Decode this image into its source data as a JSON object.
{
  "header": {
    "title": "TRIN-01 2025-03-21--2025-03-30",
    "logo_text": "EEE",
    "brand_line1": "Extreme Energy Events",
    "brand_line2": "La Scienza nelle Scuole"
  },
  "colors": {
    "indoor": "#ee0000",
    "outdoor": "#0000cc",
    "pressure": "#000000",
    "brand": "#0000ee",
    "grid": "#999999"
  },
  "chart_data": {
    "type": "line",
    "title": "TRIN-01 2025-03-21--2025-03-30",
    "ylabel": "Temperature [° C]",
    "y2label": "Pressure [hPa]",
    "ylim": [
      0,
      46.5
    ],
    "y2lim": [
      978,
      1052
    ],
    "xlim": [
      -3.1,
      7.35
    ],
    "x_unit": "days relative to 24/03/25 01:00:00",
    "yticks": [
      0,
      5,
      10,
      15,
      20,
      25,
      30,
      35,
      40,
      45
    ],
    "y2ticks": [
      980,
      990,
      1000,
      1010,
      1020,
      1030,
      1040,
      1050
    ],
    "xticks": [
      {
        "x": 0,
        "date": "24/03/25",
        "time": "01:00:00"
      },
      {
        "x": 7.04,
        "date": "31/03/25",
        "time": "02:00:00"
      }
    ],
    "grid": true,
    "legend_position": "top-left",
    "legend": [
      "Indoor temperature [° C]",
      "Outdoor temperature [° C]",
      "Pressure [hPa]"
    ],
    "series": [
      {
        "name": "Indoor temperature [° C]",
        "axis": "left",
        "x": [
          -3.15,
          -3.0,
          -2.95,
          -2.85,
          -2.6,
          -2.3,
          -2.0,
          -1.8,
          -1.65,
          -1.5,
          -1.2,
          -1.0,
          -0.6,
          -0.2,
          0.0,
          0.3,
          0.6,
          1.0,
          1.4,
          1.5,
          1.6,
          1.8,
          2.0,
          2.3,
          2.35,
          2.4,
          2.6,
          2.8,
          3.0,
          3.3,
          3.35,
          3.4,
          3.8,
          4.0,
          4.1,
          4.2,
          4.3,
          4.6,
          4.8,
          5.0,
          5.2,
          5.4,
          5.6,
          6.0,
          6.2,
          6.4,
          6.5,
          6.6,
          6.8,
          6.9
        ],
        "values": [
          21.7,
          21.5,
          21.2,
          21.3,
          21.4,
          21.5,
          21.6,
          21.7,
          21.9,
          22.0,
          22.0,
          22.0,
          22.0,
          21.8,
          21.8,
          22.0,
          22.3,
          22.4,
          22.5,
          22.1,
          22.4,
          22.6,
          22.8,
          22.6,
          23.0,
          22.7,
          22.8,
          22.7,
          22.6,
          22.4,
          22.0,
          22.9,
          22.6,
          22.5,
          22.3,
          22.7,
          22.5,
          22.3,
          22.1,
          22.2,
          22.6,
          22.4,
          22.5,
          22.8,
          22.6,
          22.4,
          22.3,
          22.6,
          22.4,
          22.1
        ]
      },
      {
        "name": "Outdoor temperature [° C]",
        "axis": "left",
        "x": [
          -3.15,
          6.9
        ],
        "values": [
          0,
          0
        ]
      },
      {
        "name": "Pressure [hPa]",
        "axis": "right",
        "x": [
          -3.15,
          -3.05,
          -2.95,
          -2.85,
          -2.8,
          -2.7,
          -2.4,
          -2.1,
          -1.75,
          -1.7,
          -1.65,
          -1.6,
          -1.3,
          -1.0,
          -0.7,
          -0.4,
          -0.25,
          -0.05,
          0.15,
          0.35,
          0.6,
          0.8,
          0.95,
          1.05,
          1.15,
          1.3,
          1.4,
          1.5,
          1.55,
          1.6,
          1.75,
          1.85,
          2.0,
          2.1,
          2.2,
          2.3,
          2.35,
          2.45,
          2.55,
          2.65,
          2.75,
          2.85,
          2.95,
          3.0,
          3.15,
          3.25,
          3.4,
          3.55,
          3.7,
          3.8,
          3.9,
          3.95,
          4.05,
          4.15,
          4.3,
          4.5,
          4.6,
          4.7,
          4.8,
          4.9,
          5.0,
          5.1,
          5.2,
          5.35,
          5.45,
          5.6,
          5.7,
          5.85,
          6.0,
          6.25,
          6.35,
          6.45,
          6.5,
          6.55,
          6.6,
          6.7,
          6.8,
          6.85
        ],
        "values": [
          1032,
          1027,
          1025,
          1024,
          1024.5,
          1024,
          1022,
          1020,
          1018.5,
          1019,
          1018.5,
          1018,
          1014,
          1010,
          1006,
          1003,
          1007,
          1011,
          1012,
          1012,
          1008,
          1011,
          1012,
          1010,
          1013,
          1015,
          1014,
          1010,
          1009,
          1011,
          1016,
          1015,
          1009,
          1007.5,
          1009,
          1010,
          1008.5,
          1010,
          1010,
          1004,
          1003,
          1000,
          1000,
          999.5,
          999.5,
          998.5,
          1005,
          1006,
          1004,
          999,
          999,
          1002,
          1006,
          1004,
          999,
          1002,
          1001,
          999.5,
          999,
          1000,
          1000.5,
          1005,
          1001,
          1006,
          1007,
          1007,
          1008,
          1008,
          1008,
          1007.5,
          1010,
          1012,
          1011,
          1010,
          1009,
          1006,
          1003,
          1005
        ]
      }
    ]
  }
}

◆ ◆ ◆ ◆ ◆ ◆ ◆

■ DIRECTIVE ■
Copy out the data shown above without altering anything.

■ WRITTEN SOLUTION ■
Decode this image into its source data as a JSON object.
{
  "header": {
    "title": "TRIN-01 2025-03-21--2025-03-30",
    "logo_text": "EEE",
    "brand_line1": "Extreme Energy Events",
    "brand_line2": "La Scienza nelle Scuole"
  },
  "colors": {
    "indoor": "#ee0000",
    "outdoor": "#0000cc",
    "pressure": "#000000",
    "brand": "#0000ee",
    "grid": "#999999"
  },
  "chart_data": {
    "type": "line",
    "title": "TRIN-01 2025-03-21--2025-03-30",
    "ylabel": "Temperature [° C]",
    "y2label": "Pressure [hPa]",
    "ylim": [
      0,
      46.5
    ],
    "y2lim": [
      978,
      1052
    ],
    "xlim": [
      -3.1,
      7.35
    ],
    "x_unit": "days relative to 24/03/25 01:00:00",
    "yticks": [
      0,
      5,
      10,
      15,
      20,
      25,
      30,
      35,
      40,
      45
    ],
    "y2ticks": [
      980,
      990,
      1000,
      1010,
      1020,
      1030,
      1040,
      1050
    ],
    "xticks": [
      {
        "x": 0,
        "date": "24/03/25",
        "time": "01:00:00"
      },
      {
        "x": 7.04,
        "date": "31/03/25",
        "time": "02:00:00"
      }
    ],
    "grid": true,
    "legend_position": "top-left",
    "legend": [
      "Indoor temperature [° C]",
      "Outdoor temperature [° C]",
      "Pressure [hPa]"
    ],
    "series": [
      {
        "name": "Indoor temperature [° C]",
        "axis": "left",
        "x": [
          -3.15,
          -3.0,
          -2.95,
          -2.85,
          -2.6,
          -2.3,
          -2.0,
          -1.8,
          -1.65,
          -1.5,
          -1.2,
          -1.0,
          -0.6,
          -0.2,
          0.0,
          0.3,
          0.6,
          1.0,
          1.4,
          1.5,
          1.6,
          1.8,
          2.0,
          2.3,
          2.35,
          2.4,
          2.6,
          2.8,
          3.0,
          3.3,
          3.35,
          3.4,
          3.8,
          4.0,
          4.1,
          4.2,
          4.3,
          4.6,
          4.8,
          5.0,
          5.2,
          5.4,
          5.6,
          6.0,
          6.2,
          6.4,
          6.5,
          6.6,
          6.8,
          6.9
        ],
        "values": [
          21.7,
          21.5,
          21.2,
          21.3,
          21.4,
          21.5,
          21.6,
          21.7,
          21.9,
          22.0,
          22.0,
          22.0,
          22.0,
          21.8,
          21.8,
          22.0,
          22.3,
          22.4,
          22.5,
          22.1,
          22.4,
          22.6,
          22.8,
          22.6,
          23.0,
          22.7,
          22.8,
          22.7,
          22.6,
          22.4,
          22.0,
          22.9,
          22.6,
          22.5,
          22.3,
          22.7,
          22.5,
          22.3,
          22.1,
          22.2,
          22.6,
          22.4,
          22.5,
          22.8,
          22.6,
          22.4,
          22.3,
          22.6,
          22.4,
          22.1
        ]
      },
      {
        "name": "Outdoor temperature [° C]",
        "axis": "left",
        "x": [
          -3.15,
          6.9
        ],
        "values": [
          0,
          0
        ]
      },
      {
        "name": "Pressure [hPa]",
        "axis": "right",
        "x": [
          -3.15,
          -3.05,
          -2.95,
          -2.85,
          -2.8,
          -2.7,
          -2.4,
          -2.1,
          -1.75,
          -1.7,
          -1.65,
          -1.6,
          -1.3,
          -1.0,
          -0.7,
          -0.4,
          -0.25,
          -0.05,
          0.15,
          0.35,
          0.6,
          0.8,
          0.95,
          1.05,
          1.15,
          1.3,
          1.4,
          1.5,
          1.55,
          1.6,
          1.75,
          1.85,
          2.0,
          2.1,
          2.2,
          2.3,
          2.35,
          2.45,
          2.55,
          2.65,
          2.75,
          2.85,
          2.95,
          3.0,
          3.15,
          3.25,
          3.4,
          3.55,
          3.7,
          3.8,
          3.9,
          3.95,
          4.05,
          4.15,
          4.3,
          4.5,
          4.6,
          4.7,
          4.8,
          4.9,
          5.0,
          5.1,
          5.2,
          5.35,
          5.45,
          5.6,
          5.7,
          5.85,
          6.0,
          6.25,
          6.35,
          6.45,
          6.5,
          6.55,
          6.6,
          6.7,
          6.8,
          6.85
        ],
        "values": [
          1032,
          1027,
          1025,
          1024,
          1024.5,
          1024,
          1022,
          1020,
          1018.5,
          1019,
          1018.5,
          1018,
          1014,
          1010,
          1006,
          1003,
          1007,
          1011,
          1012,
          1012,
          1008,
          1011,
          1012,
          1010,
          1013,
          1015,
          1014,
          1010,
          1009,
          1011,
          1016,
          1015,
          1009,
          1007.5,
          1009,
          1010,
          1008.5,
          1010,
          1010,
          1004,
          1003,
          1000,
          1000,
          999.5,
          999.5,
          998.5,
          1005,
          1006,
          1004,
          999,
          999,
          1002,
          1006,
          1004,
          999,
          1002,
          1001,
          999.5,
          999,
          1000,
          1000.5,
          1005,
          1001,
          1006,
          1007,
          1007,
          1008,
          1008,
          1008,
          1007.5,
          1010,
          1012,
          1011,
          1010,
          1009,
          1006,
          1003,
          1005
        ]
      }
    ]
  }
}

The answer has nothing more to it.